Like the pioneers who expanded the American frontier westward, with the new independent Get Wild project Tayebi is also pushing the musical limits of dance and electronica by exploring territories that few would associate with house music and its derivatives.
The album offers a musically taste-expanding array of cross-genred styles, from hard-edged techy cuts to smooth vocals-enhanced melodies and all manners of house, with unexpected long piano pieces and seamless mixes of techno and classical — such as in “Sweat” with Tommy Lee.
“I don’t play the trendy genre game. Music should be made, listened to, and played based on a feeling and the quality of the piece and not how it’s categorized,” Tayebi writes on his MySpace homepage. In an interview with Ibiza Voice earlier this year, he expressed his refusal to confine himself to ideas of “coolness” and genre-based categorizations, which he says creates divisions within dance music.

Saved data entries
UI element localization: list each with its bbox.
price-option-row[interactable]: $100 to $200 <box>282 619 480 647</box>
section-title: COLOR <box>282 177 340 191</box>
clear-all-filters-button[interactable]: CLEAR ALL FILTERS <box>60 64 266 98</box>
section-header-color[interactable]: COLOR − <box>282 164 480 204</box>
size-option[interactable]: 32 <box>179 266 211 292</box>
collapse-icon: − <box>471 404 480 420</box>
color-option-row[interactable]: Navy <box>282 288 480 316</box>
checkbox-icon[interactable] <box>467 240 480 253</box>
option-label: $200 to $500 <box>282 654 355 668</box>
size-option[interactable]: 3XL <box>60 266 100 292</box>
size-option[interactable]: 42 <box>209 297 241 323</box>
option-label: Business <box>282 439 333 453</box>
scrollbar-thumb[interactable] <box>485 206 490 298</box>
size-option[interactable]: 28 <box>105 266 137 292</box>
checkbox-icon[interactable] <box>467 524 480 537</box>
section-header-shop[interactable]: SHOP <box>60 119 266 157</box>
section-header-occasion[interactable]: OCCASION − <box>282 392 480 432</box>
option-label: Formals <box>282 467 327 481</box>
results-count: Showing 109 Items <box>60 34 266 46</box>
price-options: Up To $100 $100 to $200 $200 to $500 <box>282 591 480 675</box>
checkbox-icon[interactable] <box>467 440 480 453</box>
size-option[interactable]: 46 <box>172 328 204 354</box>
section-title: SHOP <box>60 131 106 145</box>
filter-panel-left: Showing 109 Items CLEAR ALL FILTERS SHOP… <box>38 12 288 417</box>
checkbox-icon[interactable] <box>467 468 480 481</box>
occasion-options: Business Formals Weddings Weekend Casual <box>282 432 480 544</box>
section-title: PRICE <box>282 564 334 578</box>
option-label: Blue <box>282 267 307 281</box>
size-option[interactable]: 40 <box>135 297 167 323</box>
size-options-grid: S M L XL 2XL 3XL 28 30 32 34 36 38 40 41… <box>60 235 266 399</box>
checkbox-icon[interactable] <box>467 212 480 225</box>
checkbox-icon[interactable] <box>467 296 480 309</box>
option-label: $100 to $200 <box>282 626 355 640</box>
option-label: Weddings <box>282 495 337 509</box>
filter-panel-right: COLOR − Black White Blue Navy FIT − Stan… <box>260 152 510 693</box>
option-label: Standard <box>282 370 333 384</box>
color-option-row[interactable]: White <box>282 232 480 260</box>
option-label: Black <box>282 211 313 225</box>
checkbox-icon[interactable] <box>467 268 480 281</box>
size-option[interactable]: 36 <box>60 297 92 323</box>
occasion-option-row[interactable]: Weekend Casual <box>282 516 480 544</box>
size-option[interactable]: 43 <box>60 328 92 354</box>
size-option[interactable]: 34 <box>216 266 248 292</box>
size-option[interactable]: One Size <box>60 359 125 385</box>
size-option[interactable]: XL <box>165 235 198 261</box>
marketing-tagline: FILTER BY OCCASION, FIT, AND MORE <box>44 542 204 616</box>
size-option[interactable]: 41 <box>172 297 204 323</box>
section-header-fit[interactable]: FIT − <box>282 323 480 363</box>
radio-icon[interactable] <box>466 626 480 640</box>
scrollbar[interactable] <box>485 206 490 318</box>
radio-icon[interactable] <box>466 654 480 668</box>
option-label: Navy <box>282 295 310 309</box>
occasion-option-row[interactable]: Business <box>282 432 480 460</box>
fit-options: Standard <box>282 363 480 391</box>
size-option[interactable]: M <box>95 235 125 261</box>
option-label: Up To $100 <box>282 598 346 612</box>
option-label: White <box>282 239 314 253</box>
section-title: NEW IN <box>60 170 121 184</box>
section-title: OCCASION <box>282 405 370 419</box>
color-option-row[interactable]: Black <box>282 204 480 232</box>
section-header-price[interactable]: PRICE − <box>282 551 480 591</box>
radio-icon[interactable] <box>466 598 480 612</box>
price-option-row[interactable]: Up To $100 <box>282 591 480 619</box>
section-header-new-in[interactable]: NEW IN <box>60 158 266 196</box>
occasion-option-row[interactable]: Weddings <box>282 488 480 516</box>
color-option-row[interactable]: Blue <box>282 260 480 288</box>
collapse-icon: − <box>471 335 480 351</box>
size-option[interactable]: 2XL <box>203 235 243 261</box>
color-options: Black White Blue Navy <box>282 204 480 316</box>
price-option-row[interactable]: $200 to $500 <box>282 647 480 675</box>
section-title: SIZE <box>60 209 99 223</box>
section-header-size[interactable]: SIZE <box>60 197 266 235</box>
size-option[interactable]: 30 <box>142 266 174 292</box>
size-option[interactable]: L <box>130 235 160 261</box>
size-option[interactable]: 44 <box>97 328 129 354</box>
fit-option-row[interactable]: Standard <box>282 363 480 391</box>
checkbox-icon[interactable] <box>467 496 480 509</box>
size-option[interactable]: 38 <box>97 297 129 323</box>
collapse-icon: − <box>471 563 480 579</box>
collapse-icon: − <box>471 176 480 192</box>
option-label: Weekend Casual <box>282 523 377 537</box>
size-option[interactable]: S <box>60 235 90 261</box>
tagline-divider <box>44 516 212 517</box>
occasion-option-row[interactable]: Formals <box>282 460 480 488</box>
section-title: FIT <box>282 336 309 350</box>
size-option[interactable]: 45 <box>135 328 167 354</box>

- **Set of tasks**
1. Reproduce part of the passage on Tayebi's Get Wild album, starting at the words "The album offers" and ending after "with Tommy Lee.".
2. Write the next part of the passage on Tayebi's Get Wild album, picking up right after its final sentence.
You can ignore the rows.

- **Answer set**
1.
The album offers a musically taste-expanding array of cross-genred styles, from hard-edged techy cuts to smooth vocals-enhanced melodies and all manners of house, with unexpected long piano pieces and seamless mixes of techno and classical — such as in “Sweat” with Tommy Lee.

2.
Appropriately enough, the album starts with “The Get Wild Theme.” Puffs of an approaching train introduce the song, just like in Sergio Leone’s film — a reminder of how central the railway was in the formation of the Southwestern United States. Western leitmotifs spring up here and there, both in the tracks and their titles, with “The Track With No Name” reminiscent of Leone’s “The Man With No Name” trilogy, and “Once Upon A Time in The West,” a direct reference to Ennio Morricone’s own characteristic soundtrack for Leone’s film.
And did I say that the whole thing is extremely danceable? I challenge anyone with a modicum of rhythm to stay put when listening to “Quarterback.”
“A club like this… You are getting the best crowd, the best sound system, the best staff, everything best, so you’ve got to play the best music. And so they are like, ‘entertain me!’ so they challenge you, and that’s always a good thing,” Tayebi said.
He knows what “best” is all about. In addition to swaying the world’s finest dance floors, both with Ali and solo, his and Deep Dish’s resumes are peppered with awards — most recently with a WMC Best American DJ 2008 nomination and first place in the International Dance Music Award in 2005 for Best House/Garage Track “Say Hello” and Best Progressive/Trance Track “Say Hello” and Ortofon Best American DJ Award. Get Wild too is already attracting attention, with the title song becoming Essential Miami WMC Tune of 2008, and the catchy techno-styled infused summer anthem “Texi” being hailed as one of the top Ibiza records of 2008.
Without a doubt, he has his finger on the pulse of dance music all over the planet.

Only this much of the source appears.